** Begin Dataset rows **

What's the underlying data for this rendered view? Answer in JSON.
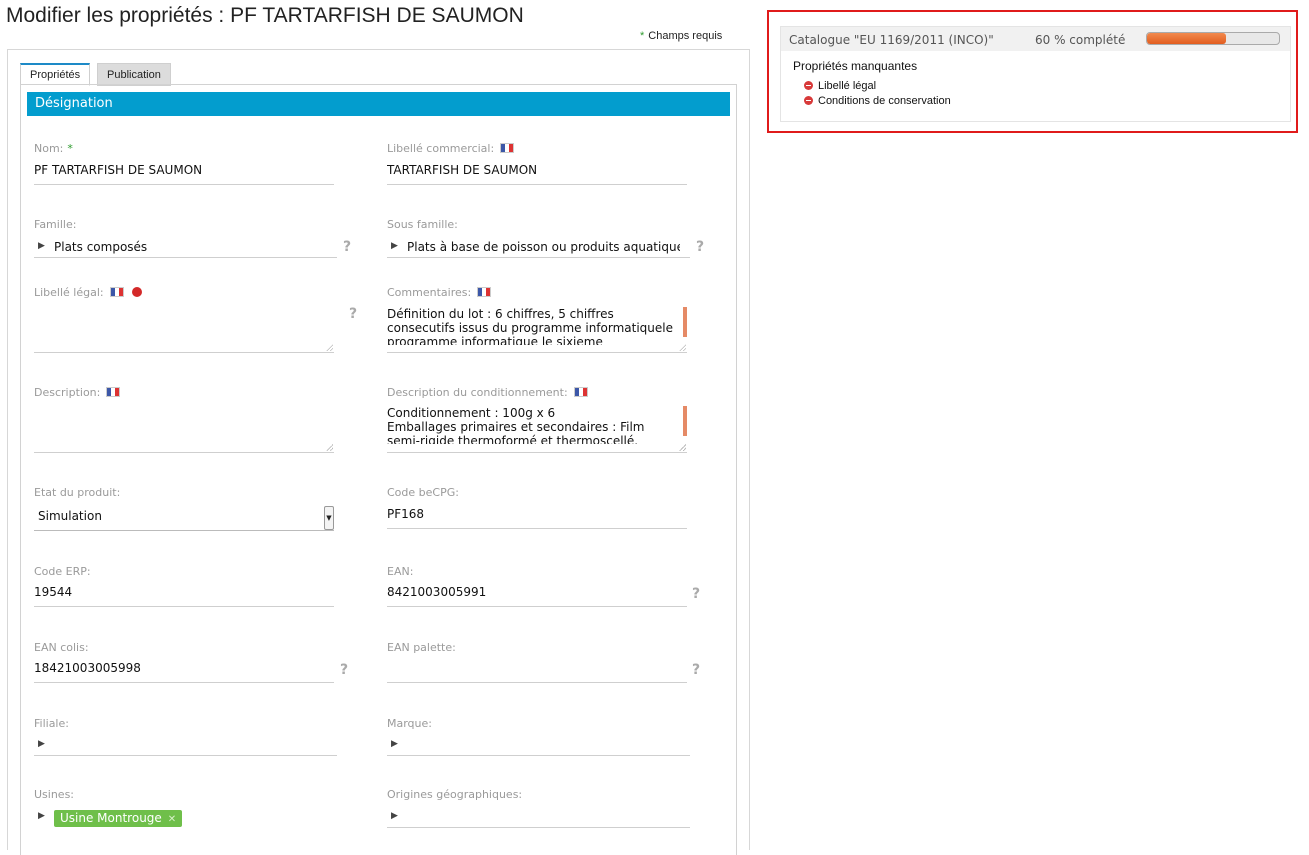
{
  "page": {
    "title": "Modifier les propriétés : PF TARTARFISH DE SAUMON",
    "required_note": "Champs requis",
    "required_star": "*"
  },
  "tabs": [
    {
      "label": "Propriétés",
      "active": true
    },
    {
      "label": "Publication",
      "active": false
    }
  ],
  "section": {
    "title": "Désignation"
  },
  "fields": {
    "nom": {
      "label": "Nom:",
      "value": "PF TARTARFISH DE SAUMON"
    },
    "libelle_commercial": {
      "label": "Libellé commercial:",
      "value": "TARTARFISH DE SAUMON"
    },
    "famille": {
      "label": "Famille:",
      "value": "Plats composés"
    },
    "sous_famille": {
      "label": "Sous famille:",
      "value": "Plats à base de poisson ou produits aquatiques"
    },
    "libelle_legal": {
      "label": "Libellé légal:",
      "value": ""
    },
    "commentaires": {
      "label": "Commentaires:",
      "lines": [
        "Définition du lot : 6 chiffres, 5 chiffres",
        "consecutifs issus du programme informatiquele",
        "programme informatique le sixieme"
      ]
    },
    "description": {
      "label": "Description:",
      "value": ""
    },
    "description_conditionnement": {
      "label": "Description du conditionnement:",
      "lines": [
        "Conditionnement : 100g x 6",
        "Emballages primaires et secondaires : Film",
        "semi-rigide thermoformé et thermoscellé."
      ]
    },
    "etat_produit": {
      "label": "Etat du produit:",
      "value": "Simulation"
    },
    "code_becpg": {
      "label": "Code beCPG:",
      "value": "PF168"
    },
    "code_erp": {
      "label": "Code ERP:",
      "value": "19544"
    },
    "ean": {
      "label": "EAN:",
      "value": "8421003005991"
    },
    "ean_colis": {
      "label": "EAN colis:",
      "value": "18421003005998"
    },
    "ean_palette": {
      "label": "EAN palette:",
      "value": ""
    },
    "filiale": {
      "label": "Filiale:",
      "value": ""
    },
    "marque": {
      "label": "Marque:",
      "value": ""
    },
    "usines": {
      "label": "Usines:",
      "tag": "Usine Montrouge"
    },
    "origines": {
      "label": "Origines géographiques:",
      "value": ""
    }
  },
  "help_glyph": "?",
  "catalog": {
    "title": "Catalogue \"EU 1169/2011 (INCO)\"",
    "completion_label": "60 % complété",
    "completion_fraction": 0.6,
    "missing_title": "Propriétés manquantes",
    "missing_items": [
      "Libellé légal",
      "Conditions de conservation"
    ],
    "accent_color": "#e25d1f",
    "highlight_border": "#e01b1b"
  },
  "colors": {
    "section_header": "#039dce",
    "required_star": "#2e9b2e",
    "tag_green": "#6fbf4a"
  },
  "icons": {
    "flag": "french-flag-icon",
    "expand": "triangle-right-icon",
    "help": "question-mark-icon",
    "missing": "minus-circle-icon"
  }
}
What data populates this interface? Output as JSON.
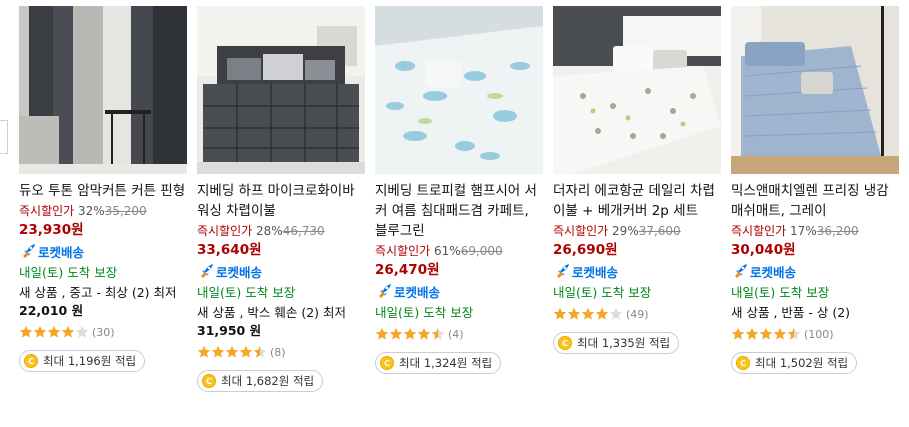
{
  "products": [
    {
      "name": "듀오 투톤 암막커튼 커튼 핀형",
      "discount_label": "즉시할인가",
      "discount_pct": "32%",
      "original_price": "35,200",
      "price": "23,930원",
      "rocket": "로켓배송",
      "delivery": "내일(토) 도착 보장",
      "other_offer": "새 상품 , 중고 - 최상 (2) 최저",
      "other_price": "22,010 원",
      "rating": 4.0,
      "review_count": "(30)",
      "cashback": "최대 1,196원 적립"
    },
    {
      "name": "지베딩 하프 마이크로화이바 워싱 차렵이불",
      "discount_label": "즉시할인가",
      "discount_pct": "28%",
      "original_price": "46,730",
      "price": "33,640원",
      "rocket": "로켓배송",
      "delivery": "내일(토) 도착 보장",
      "other_offer": "새 상품 , 박스 훼손 (2) 최저",
      "other_price": "31,950 원",
      "rating": 4.5,
      "review_count": "(8)",
      "cashback": "최대 1,682원 적립"
    },
    {
      "name": "지베딩 트로피컬 햄프시어 서커 여름 침대패드겸 카페트, 블루그린",
      "discount_label": "즉시할인가",
      "discount_pct": "61%",
      "original_price": "69,000",
      "price": "26,470원",
      "rocket": "로켓배송",
      "delivery": "내일(토) 도착 보장",
      "other_offer": "",
      "other_price": "",
      "rating": 4.5,
      "review_count": "(4)",
      "cashback": "최대 1,324원 적립"
    },
    {
      "name": "더자리 에코항균 데일리 차렵이불 + 베개커버 2p 세트",
      "discount_label": "즉시할인가",
      "discount_pct": "29%",
      "original_price": "37,600",
      "price": "26,690원",
      "rocket": "로켓배송",
      "delivery": "내일(토) 도착 보장",
      "other_offer": "",
      "other_price": "",
      "rating": 4.0,
      "review_count": "(49)",
      "cashback": "최대 1,335원 적립"
    },
    {
      "name": "믹스앤매치엘렌 프리징 냉감 매쉬매트, 그레이",
      "discount_label": "즉시할인가",
      "discount_pct": "17%",
      "original_price": "36,200",
      "price": "30,040원",
      "rocket": "로켓배송",
      "delivery": "내일(토) 도착 보장",
      "other_offer": "새 상품 , 반품 - 상 (2)",
      "other_price": "",
      "rating": 4.5,
      "review_count": "(100)",
      "cashback": "최대 1,502원 적립"
    }
  ],
  "colors": {
    "discount_red": "#ae0000",
    "rocket_blue": "#0073e9",
    "delivery_green": "#00891a",
    "star_orange": "#f5a623",
    "coin_yellow": "#f9c51c"
  },
  "icons": {
    "rocket": "rocket-icon",
    "star": "star-icon",
    "coin": "coin-icon"
  }
}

** End Dataset rows **

Stated exercise: Make an exact copy of the listing above. Do not include the pictures.

Solution to this problem:
What's the underlying data for this rendered view? Answer in JSON.
{
  "page": {
    "title": "Modifier les propriétés : PF TARTARFISH DE SAUMON",
    "required_note": "Champs requis",
    "required_star": "*"
  },
  "tabs": [
    {
      "label": "Propriétés",
      "active": true
    },
    {
      "label": "Publication",
      "active": false
    }
  ],
  "section": {
    "title": "Désignation"
  },
  "fields": {
    "nom": {
      "label": "Nom:",
      "value": "PF TARTARFISH DE SAUMON"
    },
    "libelle_commercial": {
      "label": "Libellé commercial:",
      "value": "TARTARFISH DE SAUMON"
    },
    "famille": {
      "label": "Famille:",
      "value": "Plats composés"
    },
    "sous_famille": {
      "label": "Sous famille:",
      "value": "Plats à base de poisson ou produits aquatiques"
    },
    "libelle_legal": {
      "label": "Libellé légal:",
      "value": ""
    },
    "commentaires": {
      "label": "Commentaires:",
      "lines": [
        "Définition du lot : 6 chiffres, 5 chiffres",
        "consecutifs issus du programme informatiquele",
        "programme informatique le sixieme"
      ]
    },
    "description": {
      "label": "Description:",
      "value": ""
    },
    "description_conditionnement": {
      "label": "Description du conditionnement:",
      "lines": [
        "Conditionnement : 100g x 6",
        "Emballages primaires et secondaires : Film",
        "semi-rigide thermoformé et thermoscellé."
      ]
    },
    "etat_produit": {
      "label": "Etat du produit:",
      "value": "Simulation"
    },
    "code_becpg": {
      "label": "Code beCPG:",
      "value": "PF168"
    },
    "code_erp": {
      "label": "Code ERP:",
      "value": "19544"
    },
    "ean": {
      "label": "EAN:",
      "value": "8421003005991"
    },
    "ean_colis": {
      "label": "EAN colis:",
      "value": "18421003005998"
    },
    "ean_palette": {
      "label": "EAN palette:",
      "value": ""
    },
    "filiale": {
      "label": "Filiale:",
      "value": ""
    },
    "marque": {
      "label": "Marque:",
      "value": ""
    },
    "usines": {
      "label": "Usines:",
      "tag": "Usine Montrouge"
    },
    "origines": {
      "label": "Origines géographiques:",
      "value": ""
    }
  },
  "help_glyph": "?",
  "catalog": {
    "title": "Catalogue \"EU 1169/2011 (INCO)\"",
    "completion_label": "60 % complété",
    "completion_fraction": 0.6,
    "missing_title": "Propriétés manquantes",
    "missing_items": [
      "Libellé légal",
      "Conditions de conservation"
    ],
    "accent_color": "#e25d1f",
    "highlight_border": "#e01b1b"
  },
  "colors": {
    "section_header": "#039dce",
    "required_star": "#2e9b2e",
    "tag_green": "#6fbf4a"
  },
  "icons": {
    "flag": "french-flag-icon",
    "expand": "triangle-right-icon",
    "help": "question-mark-icon",
    "missing": "minus-circle-icon"
  }
}
What data populates this interface? Output as JSON.
{
  "products": [
    {
      "name": "듀오 투톤 암막커튼 커튼 핀형",
      "discount_label": "즉시할인가",
      "discount_pct": "32%",
      "original_price": "35,200",
      "price": "23,930원",
      "rocket": "로켓배송",
      "delivery": "내일(토) 도착 보장",
      "other_offer": "새 상품 , 중고 - 최상 (2) 최저",
      "other_price": "22,010 원",
      "rating": 4.0,
      "review_count": "(30)",
      "cashback": "최대 1,196원 적립"
    },
    {
      "name": "지베딩 하프 마이크로화이바 워싱 차렵이불",
      "discount_label": "즉시할인가",
      "discount_pct": "28%",
      "original_price": "46,730",
      "price": "33,640원",
      "rocket": "로켓배송",
      "delivery": "내일(토) 도착 보장",
      "other_offer": "새 상품 , 박스 훼손 (2) 최저",
      "other_price": "31,950 원",
      "rating": 4.5,
      "review_count": "(8)",
      "cashback": "최대 1,682원 적립"
    },
    {
      "name": "지베딩 트로피컬 햄프시어 서커 여름 침대패드겸 카페트, 블루그린",
      "discount_label": "즉시할인가",
      "discount_pct": "61%",
      "original_price": "69,000",
      "price": "26,470원",
      "rocket": "로켓배송",
      "delivery": "내일(토) 도착 보장",
      "other_offer": "",
      "other_price": "",
      "rating": 4.5,
      "review_count": "(4)",
      "cashback": "최대 1,324원 적립"
    },
    {
      "name": "더자리 에코항균 데일리 차렵이불 + 베개커버 2p 세트",
      "discount_label": "즉시할인가",
      "discount_pct": "29%",
      "original_price": "37,600",
      "price": "26,690원",
      "rocket": "로켓배송",
      "delivery": "내일(토) 도착 보장",
      "other_offer": "",
      "other_price": "",
      "rating": 4.0,
      "review_count": "(49)",
      "cashback": "최대 1,335원 적립"
    },
    {
      "name": "믹스앤매치엘렌 프리징 냉감 매쉬매트, 그레이",
      "discount_label": "즉시할인가",
      "discount_pct": "17%",
      "original_price": "36,200",
      "price": "30,040원",
      "rocket": "로켓배송",
      "delivery": "내일(토) 도착 보장",
      "other_offer": "새 상품 , 반품 - 상 (2)",
      "other_price": "",
      "rating": 4.5,
      "review_count": "(100)",
      "cashback": "최대 1,502원 적립"
    }
  ],
  "colors": {
    "discount_red": "#ae0000",
    "rocket_blue": "#0073e9",
    "delivery_green": "#00891a",
    "star_orange": "#f5a623",
    "coin_yellow": "#f9c51c"
  },
  "icons": {
    "rocket": "rocket-icon",
    "star": "star-icon",
    "coin": "coin-icon"
  }
}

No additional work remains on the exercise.